▶ _STATED EXERCISE_
Present the following entries again, word for word and in full.

▶ _DATA RECORDS_
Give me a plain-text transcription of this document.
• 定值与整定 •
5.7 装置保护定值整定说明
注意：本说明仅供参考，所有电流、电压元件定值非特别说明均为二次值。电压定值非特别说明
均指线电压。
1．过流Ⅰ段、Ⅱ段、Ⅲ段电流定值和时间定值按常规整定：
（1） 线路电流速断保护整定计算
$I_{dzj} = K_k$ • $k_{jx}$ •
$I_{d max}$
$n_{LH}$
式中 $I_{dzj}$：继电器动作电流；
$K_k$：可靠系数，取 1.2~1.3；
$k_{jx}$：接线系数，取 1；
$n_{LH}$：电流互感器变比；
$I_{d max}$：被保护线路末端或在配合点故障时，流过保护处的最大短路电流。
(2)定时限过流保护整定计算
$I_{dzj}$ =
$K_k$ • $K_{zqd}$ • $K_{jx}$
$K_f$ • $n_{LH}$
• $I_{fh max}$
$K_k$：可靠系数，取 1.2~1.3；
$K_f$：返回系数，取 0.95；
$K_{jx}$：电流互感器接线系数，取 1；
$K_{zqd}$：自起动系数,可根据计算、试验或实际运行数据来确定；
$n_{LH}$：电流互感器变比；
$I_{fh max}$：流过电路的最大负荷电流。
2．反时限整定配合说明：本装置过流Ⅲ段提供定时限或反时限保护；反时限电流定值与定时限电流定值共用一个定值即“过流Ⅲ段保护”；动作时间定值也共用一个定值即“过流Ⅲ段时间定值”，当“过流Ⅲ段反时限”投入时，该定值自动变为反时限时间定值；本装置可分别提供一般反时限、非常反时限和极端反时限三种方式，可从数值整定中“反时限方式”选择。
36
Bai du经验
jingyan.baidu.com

▶ _COMPLETE OUTPUT_
Give me a plain-text transcription of this document.
• 定值与整定 •
5.7 装置保护定值整定说明
注意：本说明仅供参考，所有电流、电压元件定值非特别说明均为二次值。电压定值非特别说明
均指线电压。
1．过流Ⅰ段、Ⅱ段、Ⅲ段电流定值和时间定值按常规整定：
（1） 线路电流速断保护整定计算
$I_{dzj} = K_k$ • $k_{jx}$ •
$I_{d max}$
$n_{LH}$
式中 $I_{dzj}$：继电器动作电流；
$K_k$：可靠系数，取 1.2~1.3；
$k_{jx}$：接线系数，取 1；
$n_{LH}$：电流互感器变比；
$I_{d max}$：被保护线路末端或在配合点故障时，流过保护处的最大短路电流。
(2)定时限过流保护整定计算
$I_{dzj}$ =
$K_k$ • $K_{zqd}$ • $K_{jx}$
$K_f$ • $n_{LH}$
• $I_{fh max}$
$K_k$：可靠系数，取 1.2~1.3；
$K_f$：返回系数，取 0.95；
$K_{jx}$：电流互感器接线系数，取 1；
$K_{zqd}$：自起动系数,可根据计算、试验或实际运行数据来确定；
$n_{LH}$：电流互感器变比；
$I_{fh max}$：流过电路的最大负荷电流。
2．反时限整定配合说明：本装置过流Ⅲ段提供定时限或反时限保护；反时限电流定值与定时限电流定值共用一个定值即“过流Ⅲ段保护”；动作时间定值也共用一个定值即“过流Ⅲ段时间定值”，当“过流Ⅲ段反时限”投入时，该定值自动变为反时限时间定值；本装置可分别提供一般反时限、非常反时限和极端反时限三种方式，可从数值整定中“反时限方式”选择。
36
Bai du经验
jingyan.baidu.com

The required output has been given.